> _CHALLENGE_
Can you copy the listing without any changes, from the line containing "141, 111, 152]" through the line containing "navigator-panel: * 显示"?

> _DATA LISTING_
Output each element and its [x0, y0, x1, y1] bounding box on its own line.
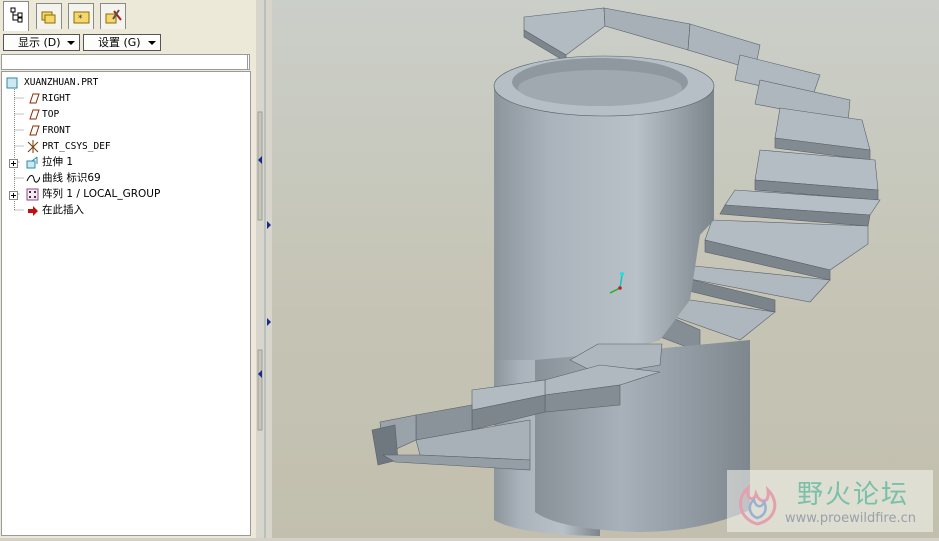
tree-item-label: PRT_CSYS_DEF	[42, 141, 111, 152]
tree-item-label: RIGHT	[42, 93, 71, 104]
flame-logo-icon	[739, 484, 777, 526]
tree-root-label: XUANZHUAN.PRT	[24, 77, 99, 88]
tree-item-label: 阵列 1 / LOCAL_GROUP	[42, 188, 161, 200]
graphics-viewport[interactable]	[272, 0, 939, 538]
favorites-folder-icon: *	[73, 11, 90, 24]
model-tree[interactable]: XUANZHUAN.PRT RIGHT TOP FRONT PRT_CSYS_D…	[1, 71, 251, 536]
settings-dropdown[interactable]: 设置 (G)	[83, 34, 161, 51]
svg-text:*: *	[78, 14, 83, 24]
datum-plane-icon	[29, 93, 40, 104]
part-icon	[6, 77, 18, 89]
watermark-url: www.proewildfire.cn	[785, 511, 916, 526]
tree-item-label: TOP	[42, 109, 60, 120]
insert-here-arrow-icon	[28, 206, 38, 216]
curve-icon	[26, 175, 40, 183]
navigator-panel: * 显示 (D) 设置 (G) XUANZHUAN.PRT RIGHT TOP …	[0, 0, 256, 538]
tree-toolbar: 显示 (D) 设置 (G)	[0, 31, 256, 53]
tree-item-label: 在此插入	[42, 204, 84, 216]
model-tree-icon	[10, 7, 23, 23]
tree-item-label: 拉伸 1	[42, 156, 74, 168]
panel-splitter[interactable]	[256, 0, 272, 538]
navigator-tabbar: *	[0, 0, 256, 31]
chevron-down-icon	[148, 41, 156, 45]
folder-icon	[41, 11, 56, 24]
expand-toggle-icon[interactable]	[9, 191, 18, 200]
extrude-icon	[26, 156, 38, 169]
watermark-title: 野火论坛	[797, 480, 910, 510]
model-tree-tab[interactable]	[3, 1, 29, 31]
settings-dropdown-label: 设置 (G)	[98, 36, 141, 49]
favorites-tab[interactable]: *	[68, 3, 94, 29]
tools-icon	[105, 9, 122, 24]
datum-plane-icon	[29, 109, 40, 120]
folder-browser-tab[interactable]	[36, 3, 62, 29]
datum-plane-icon	[29, 125, 40, 136]
forum-watermark: 野火论坛 www.proewildfire.cn	[727, 470, 933, 532]
tree-item-label: FRONT	[42, 125, 71, 136]
pattern-icon	[26, 188, 39, 201]
show-dropdown[interactable]: 显示 (D)	[3, 34, 80, 51]
lower-cylinder	[535, 340, 750, 532]
splitter-grip	[257, 0, 271, 538]
show-dropdown-label: 显示 (D)	[18, 36, 61, 49]
spiral-staircase-model	[371, 7, 881, 536]
expand-arrow-icon	[267, 318, 271, 326]
expand-toggle-icon[interactable]	[9, 159, 18, 168]
connections-tab[interactable]	[100, 3, 126, 29]
tree-item-label: 曲线 标识69	[42, 172, 101, 184]
expand-arrow-icon	[267, 221, 271, 229]
chevron-down-icon	[67, 41, 75, 45]
coordinate-system-icon	[27, 140, 39, 153]
tree-column-header[interactable]	[1, 54, 250, 70]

> _RESULT FOR THIS TASK_
tree-item-label: PRT_CSYS_DEF	[42, 141, 111, 152]
tree-item-label: RIGHT	[42, 93, 71, 104]
flame-logo-icon	[739, 484, 777, 526]
tree-root-label: XUANZHUAN.PRT	[24, 77, 99, 88]
tree-item-label: 阵列 1 / LOCAL_GROUP	[42, 188, 161, 200]
graphics-viewport[interactable]	[272, 0, 939, 538]
favorites-folder-icon: *	[73, 11, 90, 24]
model-tree[interactable]: XUANZHUAN.PRT RIGHT TOP FRONT PRT_CSYS_D…	[1, 71, 251, 536]
settings-dropdown[interactable]: 设置 (G)	[83, 34, 161, 51]
svg-text:*: *	[78, 14, 83, 24]
datum-plane-icon	[29, 93, 40, 104]
part-icon	[6, 77, 18, 89]
watermark-url: www.proewildfire.cn	[785, 511, 916, 526]
tree-item-label: TOP	[42, 109, 60, 120]
insert-here-arrow-icon	[28, 206, 38, 216]
curve-icon	[26, 175, 40, 183]
navigator-panel: * 显示 (D) 设置 (G) XUANZHUAN.PRT RIGHT TOP …	[0, 0, 256, 538]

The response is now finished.